> [Data in this exercise]
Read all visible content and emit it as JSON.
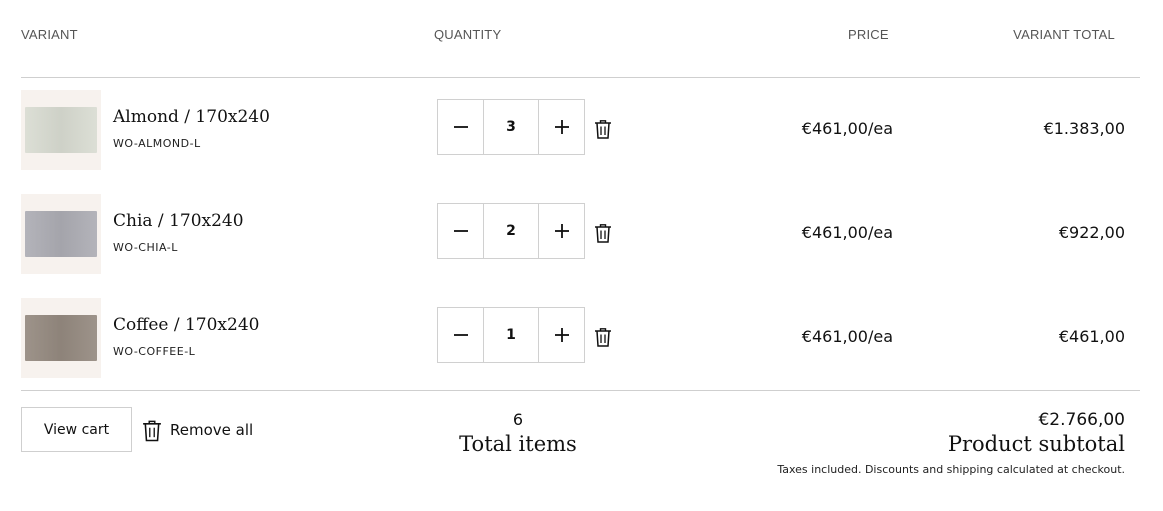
{
  "columns": {
    "variant": "VARIANT",
    "quantity": "QUANTITY",
    "price": "PRICE",
    "variant_total": "VARIANT TOTAL"
  },
  "items": [
    {
      "name": "Almond / 170x240",
      "sku": "WO-ALMOND-L",
      "quantity": "3",
      "price": "€461,00/ea",
      "total": "€1.383,00",
      "swatch_color": "#d9dcd2"
    },
    {
      "name": "Chia / 170x240",
      "sku": "WO-CHIA-L",
      "quantity": "2",
      "price": "€461,00/ea",
      "total": "€922,00",
      "swatch_color": "#adadb4"
    },
    {
      "name": "Coffee / 170x240",
      "sku": "WO-COFFEE-L",
      "quantity": "1",
      "price": "€461,00/ea",
      "total": "€461,00",
      "swatch_color": "#958a80"
    }
  ],
  "footer": {
    "view_cart": "View cart",
    "remove_all": "Remove all",
    "total_items_count": "6",
    "total_items_label": "Total items",
    "subtotal_value": "€2.766,00",
    "subtotal_label": "Product subtotal",
    "tax_note": "Taxes included. Discounts and shipping calculated at checkout."
  },
  "icons": {
    "decrease": "minus-icon",
    "increase": "plus-icon",
    "remove": "trash-icon"
  }
}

> [Written exercise] Find the lines above holding the word "VARIANT" and show them.

> [Finished task]
    "variant": "VARIANT",
    "variant_total": "VARIANT TOTAL"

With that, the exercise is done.